• _Given exercise_
Return the material below in full and exactly.

◆ ◆ ◆ ◆ ◆

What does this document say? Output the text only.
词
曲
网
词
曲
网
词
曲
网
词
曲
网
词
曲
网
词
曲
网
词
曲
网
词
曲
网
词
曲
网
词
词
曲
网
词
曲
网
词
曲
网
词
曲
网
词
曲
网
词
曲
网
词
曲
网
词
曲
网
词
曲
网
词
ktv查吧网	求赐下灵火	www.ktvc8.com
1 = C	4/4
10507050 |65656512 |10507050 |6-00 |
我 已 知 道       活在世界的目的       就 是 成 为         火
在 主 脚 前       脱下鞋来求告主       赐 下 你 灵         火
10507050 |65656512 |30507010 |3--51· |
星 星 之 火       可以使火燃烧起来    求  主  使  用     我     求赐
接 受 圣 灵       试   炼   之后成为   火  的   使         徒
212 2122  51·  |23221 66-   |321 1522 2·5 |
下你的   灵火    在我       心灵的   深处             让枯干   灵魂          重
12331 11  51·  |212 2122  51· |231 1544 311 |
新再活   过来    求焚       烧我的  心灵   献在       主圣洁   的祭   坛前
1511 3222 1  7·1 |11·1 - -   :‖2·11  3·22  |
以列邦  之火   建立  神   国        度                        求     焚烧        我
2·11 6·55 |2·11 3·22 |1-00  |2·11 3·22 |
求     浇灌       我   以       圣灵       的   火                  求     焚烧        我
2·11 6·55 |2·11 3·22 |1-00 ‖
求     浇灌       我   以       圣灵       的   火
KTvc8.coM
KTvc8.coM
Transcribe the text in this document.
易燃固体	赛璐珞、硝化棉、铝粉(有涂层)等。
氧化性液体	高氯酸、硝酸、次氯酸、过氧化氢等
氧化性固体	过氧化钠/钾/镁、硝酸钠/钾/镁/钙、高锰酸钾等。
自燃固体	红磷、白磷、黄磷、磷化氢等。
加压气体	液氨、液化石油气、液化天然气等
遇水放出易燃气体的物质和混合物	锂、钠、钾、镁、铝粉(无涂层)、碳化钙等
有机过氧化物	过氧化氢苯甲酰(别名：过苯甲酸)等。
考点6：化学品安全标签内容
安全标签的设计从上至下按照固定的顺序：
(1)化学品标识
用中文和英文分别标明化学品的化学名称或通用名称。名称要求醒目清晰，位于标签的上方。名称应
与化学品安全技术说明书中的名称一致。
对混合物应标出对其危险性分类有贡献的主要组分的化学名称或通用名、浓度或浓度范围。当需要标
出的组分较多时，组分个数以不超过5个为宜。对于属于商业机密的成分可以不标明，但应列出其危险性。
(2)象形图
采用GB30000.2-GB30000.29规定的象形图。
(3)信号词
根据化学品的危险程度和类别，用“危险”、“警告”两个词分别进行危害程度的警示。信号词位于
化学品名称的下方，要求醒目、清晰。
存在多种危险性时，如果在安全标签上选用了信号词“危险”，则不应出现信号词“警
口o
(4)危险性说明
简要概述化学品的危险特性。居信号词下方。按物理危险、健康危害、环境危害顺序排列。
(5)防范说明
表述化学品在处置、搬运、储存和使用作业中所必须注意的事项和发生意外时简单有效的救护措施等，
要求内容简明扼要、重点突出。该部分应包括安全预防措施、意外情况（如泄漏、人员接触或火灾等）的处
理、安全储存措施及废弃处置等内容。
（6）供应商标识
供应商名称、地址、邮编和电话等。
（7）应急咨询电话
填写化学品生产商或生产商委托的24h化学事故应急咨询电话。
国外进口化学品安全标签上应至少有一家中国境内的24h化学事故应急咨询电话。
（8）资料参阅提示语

◆ ◆ ◆ ◆ ◆

• _The response_
What does this document say? Output the text only.
词
曲
网
词
曲
网
词
曲
网
词
曲
网
词
曲
网
词
曲
网
词
曲
网
词
曲
网
词
曲
网
词
词
曲
网
词
曲
网
词
曲
网
词
曲
网
词
曲
网
词
曲
网
词
曲
网
词
曲
网
词
曲
网
词
ktv查吧网	求赐下灵火	www.ktvc8.com
1 = C	4/4
10507050 |65656512 |10507050 |6-00 |
我 已 知 道       活在世界的目的       就 是 成 为         火
在 主 脚 前       脱下鞋来求告主       赐 下 你 灵         火
10507050 |65656512 |30507010 |3--51· |
星 星 之 火       可以使火燃烧起来    求  主  使  用     我     求赐
接 受 圣 灵       试   炼   之后成为   火  的   使         徒
212 2122  51·  |23221 66-   |321 1522 2·5 |
下你的   灵火    在我       心灵的   深处             让枯干   灵魂          重
12331 11  51·  |212 2122  51· |231 1544 311 |
新再活   过来    求焚       烧我的  心灵   献在       主圣洁   的祭   坛前
1511 3222 1  7·1 |11·1 - -   :‖2·11  3·22  |
以列邦  之火   建立  神   国        度                        求     焚烧        我
2·11 6·55 |2·11 3·22 |1-00  |2·11 3·22 |
求     浇灌       我   以       圣灵       的   火                  求     焚烧        我
2·11 6·55 |2·11 3·22 |1-00 ‖
求     浇灌       我   以       圣灵       的   火
KTvc8.coM
KTvc8.coM
Transcribe the text in this document.
易燃固体	赛璐珞、硝化棉、铝粉(有涂层)等。
氧化性液体	高氯酸、硝酸、次氯酸、过氧化氢等
氧化性固体	过氧化钠/钾/镁、硝酸钠/钾/镁/钙、高锰酸钾等。
自燃固体	红磷、白磷、黄磷、磷化氢等。
加压气体	液氨、液化石油气、液化天然气等
遇水放出易燃气体的物质和混合物	锂、钠、钾、镁、铝粉(无涂层)、碳化钙等
有机过氧化物	过氧化氢苯甲酰(别名：过苯甲酸)等。
考点6：化学品安全标签内容
安全标签的设计从上至下按照固定的顺序：
(1)化学品标识
用中文和英文分别标明化学品的化学名称或通用名称。名称要求醒目清晰，位于标签的上方。名称应
与化学品安全技术说明书中的名称一致。
对混合物应标出对其危险性分类有贡献的主要组分的化学名称或通用名、浓度或浓度范围。当需要标
出的组分较多时，组分个数以不超过5个为宜。对于属于商业机密的成分可以不标明，但应列出其危险性。
(2)象形图
采用GB30000.2-GB30000.29规定的象形图。
(3)信号词
根据化学品的危险程度和类别，用“危险”、“警告”两个词分别进行危害程度的警示。信号词位于
化学品名称的下方，要求醒目、清晰。
存在多种危险性时，如果在安全标签上选用了信号词“危险”，则不应出现信号词“警
口o
(4)危险性说明
简要概述化学品的危险特性。居信号词下方。按物理危险、健康危害、环境危害顺序排列。
(5)防范说明
表述化学品在处置、搬运、储存和使用作业中所必须注意的事项和发生意外时简单有效的救护措施等，
要求内容简明扼要、重点突出。该部分应包括安全预防措施、意外情况（如泄漏、人员接触或火灾等）的处
理、安全储存措施及废弃处置等内容。
（6）供应商标识
供应商名称、地址、邮编和电话等。
（7）应急咨询电话
填写化学品生产商或生产商委托的24h化学事故应急咨询电话。
国外进口化学品安全标签上应至少有一家中国境内的24h化学事故应急咨询电话。
（8）资料参阅提示语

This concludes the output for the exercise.